→ TASK TO COMPLETE
Reproduce verbatim every line from the start of the records through the line containing "628, 461, 651]", inclusive.
###
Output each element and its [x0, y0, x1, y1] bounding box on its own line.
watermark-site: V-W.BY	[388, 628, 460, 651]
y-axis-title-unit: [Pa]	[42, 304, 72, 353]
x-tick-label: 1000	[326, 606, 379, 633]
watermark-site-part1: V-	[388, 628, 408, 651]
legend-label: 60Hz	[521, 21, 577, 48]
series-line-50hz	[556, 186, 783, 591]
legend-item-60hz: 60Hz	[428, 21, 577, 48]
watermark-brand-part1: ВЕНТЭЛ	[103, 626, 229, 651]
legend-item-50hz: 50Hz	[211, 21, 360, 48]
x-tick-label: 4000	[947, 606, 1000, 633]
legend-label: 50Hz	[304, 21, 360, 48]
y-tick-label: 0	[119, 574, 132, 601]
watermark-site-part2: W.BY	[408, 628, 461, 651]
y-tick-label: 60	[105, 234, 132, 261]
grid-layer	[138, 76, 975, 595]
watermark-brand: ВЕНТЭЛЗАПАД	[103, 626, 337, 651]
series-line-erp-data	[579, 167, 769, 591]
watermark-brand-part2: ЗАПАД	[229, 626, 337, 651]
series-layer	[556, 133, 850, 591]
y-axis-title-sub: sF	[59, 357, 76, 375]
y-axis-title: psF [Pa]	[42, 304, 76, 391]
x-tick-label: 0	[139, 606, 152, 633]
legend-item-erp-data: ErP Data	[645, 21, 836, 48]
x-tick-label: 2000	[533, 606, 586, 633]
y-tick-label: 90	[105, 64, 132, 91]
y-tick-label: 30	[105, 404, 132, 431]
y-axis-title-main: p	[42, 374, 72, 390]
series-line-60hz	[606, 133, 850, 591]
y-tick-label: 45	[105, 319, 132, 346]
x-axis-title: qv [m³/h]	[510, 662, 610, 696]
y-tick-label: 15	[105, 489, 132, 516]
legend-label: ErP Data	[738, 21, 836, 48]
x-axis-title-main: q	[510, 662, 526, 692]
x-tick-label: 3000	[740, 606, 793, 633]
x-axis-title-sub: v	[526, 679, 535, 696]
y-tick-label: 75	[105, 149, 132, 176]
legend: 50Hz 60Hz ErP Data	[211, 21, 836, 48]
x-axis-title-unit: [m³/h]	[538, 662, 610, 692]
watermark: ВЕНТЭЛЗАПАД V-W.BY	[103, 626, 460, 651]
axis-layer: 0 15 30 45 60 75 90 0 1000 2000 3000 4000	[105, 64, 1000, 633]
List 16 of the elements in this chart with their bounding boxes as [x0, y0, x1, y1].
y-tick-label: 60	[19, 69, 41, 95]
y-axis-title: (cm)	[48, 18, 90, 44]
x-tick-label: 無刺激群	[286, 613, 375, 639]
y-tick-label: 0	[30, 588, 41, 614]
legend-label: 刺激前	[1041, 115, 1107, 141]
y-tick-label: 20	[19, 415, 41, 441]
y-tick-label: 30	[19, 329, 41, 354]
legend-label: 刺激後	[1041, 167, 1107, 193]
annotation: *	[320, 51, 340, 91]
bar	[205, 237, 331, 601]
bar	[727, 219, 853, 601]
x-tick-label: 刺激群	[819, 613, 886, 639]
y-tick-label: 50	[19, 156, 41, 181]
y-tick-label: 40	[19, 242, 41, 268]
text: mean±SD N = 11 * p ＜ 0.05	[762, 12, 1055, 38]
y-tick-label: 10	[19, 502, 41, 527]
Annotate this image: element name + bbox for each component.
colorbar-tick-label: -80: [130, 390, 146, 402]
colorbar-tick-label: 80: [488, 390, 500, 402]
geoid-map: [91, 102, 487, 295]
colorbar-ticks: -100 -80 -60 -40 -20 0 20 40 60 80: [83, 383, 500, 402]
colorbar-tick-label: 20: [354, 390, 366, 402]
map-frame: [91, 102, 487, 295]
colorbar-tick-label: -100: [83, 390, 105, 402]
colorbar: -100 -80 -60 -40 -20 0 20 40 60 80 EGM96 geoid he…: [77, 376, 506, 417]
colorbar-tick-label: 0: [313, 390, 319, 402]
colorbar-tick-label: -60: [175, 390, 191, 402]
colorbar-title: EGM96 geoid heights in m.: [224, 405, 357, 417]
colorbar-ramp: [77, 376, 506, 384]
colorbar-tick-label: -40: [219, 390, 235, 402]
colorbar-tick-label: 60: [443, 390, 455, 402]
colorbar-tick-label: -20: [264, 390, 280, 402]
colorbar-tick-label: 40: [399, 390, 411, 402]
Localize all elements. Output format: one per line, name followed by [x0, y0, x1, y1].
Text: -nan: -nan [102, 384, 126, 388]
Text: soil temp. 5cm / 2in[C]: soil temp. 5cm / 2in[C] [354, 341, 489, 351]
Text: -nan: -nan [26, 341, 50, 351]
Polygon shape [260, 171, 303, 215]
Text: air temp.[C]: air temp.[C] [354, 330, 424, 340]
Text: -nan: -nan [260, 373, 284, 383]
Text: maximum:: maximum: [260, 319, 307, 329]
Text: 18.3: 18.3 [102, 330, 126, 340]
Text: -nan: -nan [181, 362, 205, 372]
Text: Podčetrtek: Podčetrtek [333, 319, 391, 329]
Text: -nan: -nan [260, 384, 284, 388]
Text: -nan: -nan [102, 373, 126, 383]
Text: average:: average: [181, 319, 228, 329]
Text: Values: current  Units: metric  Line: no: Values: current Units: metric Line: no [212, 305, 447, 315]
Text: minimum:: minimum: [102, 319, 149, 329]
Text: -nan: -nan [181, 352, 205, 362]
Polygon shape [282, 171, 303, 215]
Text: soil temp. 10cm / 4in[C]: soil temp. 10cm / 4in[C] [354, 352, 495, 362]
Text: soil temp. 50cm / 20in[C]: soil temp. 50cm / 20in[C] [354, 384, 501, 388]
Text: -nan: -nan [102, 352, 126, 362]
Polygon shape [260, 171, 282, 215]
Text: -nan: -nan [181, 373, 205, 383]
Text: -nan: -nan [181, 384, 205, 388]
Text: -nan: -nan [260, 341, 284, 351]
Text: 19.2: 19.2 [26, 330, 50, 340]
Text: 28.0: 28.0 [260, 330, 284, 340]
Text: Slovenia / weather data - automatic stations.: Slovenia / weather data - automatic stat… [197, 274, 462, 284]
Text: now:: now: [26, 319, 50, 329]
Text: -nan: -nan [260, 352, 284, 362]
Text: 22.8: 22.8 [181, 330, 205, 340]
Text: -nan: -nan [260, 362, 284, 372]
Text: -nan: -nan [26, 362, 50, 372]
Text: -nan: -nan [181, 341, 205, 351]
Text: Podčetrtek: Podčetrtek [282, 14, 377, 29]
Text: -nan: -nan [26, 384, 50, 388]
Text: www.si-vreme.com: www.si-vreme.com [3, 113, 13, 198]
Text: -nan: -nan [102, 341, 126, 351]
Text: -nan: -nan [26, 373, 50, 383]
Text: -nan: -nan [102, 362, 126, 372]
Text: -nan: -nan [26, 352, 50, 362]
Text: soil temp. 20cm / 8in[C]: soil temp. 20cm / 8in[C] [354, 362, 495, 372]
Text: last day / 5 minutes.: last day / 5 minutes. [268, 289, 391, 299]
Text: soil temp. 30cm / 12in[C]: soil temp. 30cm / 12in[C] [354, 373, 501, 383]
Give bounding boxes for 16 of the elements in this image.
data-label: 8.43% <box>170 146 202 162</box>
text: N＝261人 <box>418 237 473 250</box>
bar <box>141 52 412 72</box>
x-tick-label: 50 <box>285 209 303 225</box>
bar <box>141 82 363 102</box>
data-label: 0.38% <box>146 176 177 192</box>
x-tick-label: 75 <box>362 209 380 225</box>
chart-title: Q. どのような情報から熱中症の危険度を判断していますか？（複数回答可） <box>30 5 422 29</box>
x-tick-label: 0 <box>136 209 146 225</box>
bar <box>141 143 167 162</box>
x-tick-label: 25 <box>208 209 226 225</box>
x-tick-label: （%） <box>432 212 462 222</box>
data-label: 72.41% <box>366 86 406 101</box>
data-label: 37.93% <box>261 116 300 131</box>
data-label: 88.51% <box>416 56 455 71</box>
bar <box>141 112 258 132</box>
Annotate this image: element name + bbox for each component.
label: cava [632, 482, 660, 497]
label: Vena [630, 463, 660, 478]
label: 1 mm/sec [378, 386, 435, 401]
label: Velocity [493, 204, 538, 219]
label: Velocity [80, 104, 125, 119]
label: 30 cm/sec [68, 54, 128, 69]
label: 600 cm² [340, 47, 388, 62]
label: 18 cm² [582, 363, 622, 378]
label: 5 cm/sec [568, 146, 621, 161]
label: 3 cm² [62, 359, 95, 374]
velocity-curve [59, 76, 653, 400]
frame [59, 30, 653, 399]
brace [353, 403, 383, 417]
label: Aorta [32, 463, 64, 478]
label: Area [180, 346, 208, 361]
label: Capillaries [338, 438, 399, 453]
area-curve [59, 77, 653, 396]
###
→ RESULT
Output each element and its [x0, y0, x1, y1] bounding box on its own line.
watermark-site: V-W.BY	[388, 628, 460, 651]
y-axis-title-unit: [Pa]	[42, 304, 72, 353]
x-tick-label: 1000	[326, 606, 379, 633]
watermark-site-part1: V-	[388, 628, 408, 651]
legend-label: 60Hz	[521, 21, 577, 48]
series-line-50hz	[556, 186, 783, 591]
legend-item-60hz: 60Hz	[428, 21, 577, 48]
watermark-brand-part1: ВЕНТЭЛ	[103, 626, 229, 651]
legend-item-50hz: 50Hz	[211, 21, 360, 48]
x-tick-label: 4000	[947, 606, 1000, 633]
legend-label: 50Hz	[304, 21, 360, 48]
y-tick-label: 0	[119, 574, 132, 601]
watermark-site-part2: W.BY	[408, 628, 461, 651]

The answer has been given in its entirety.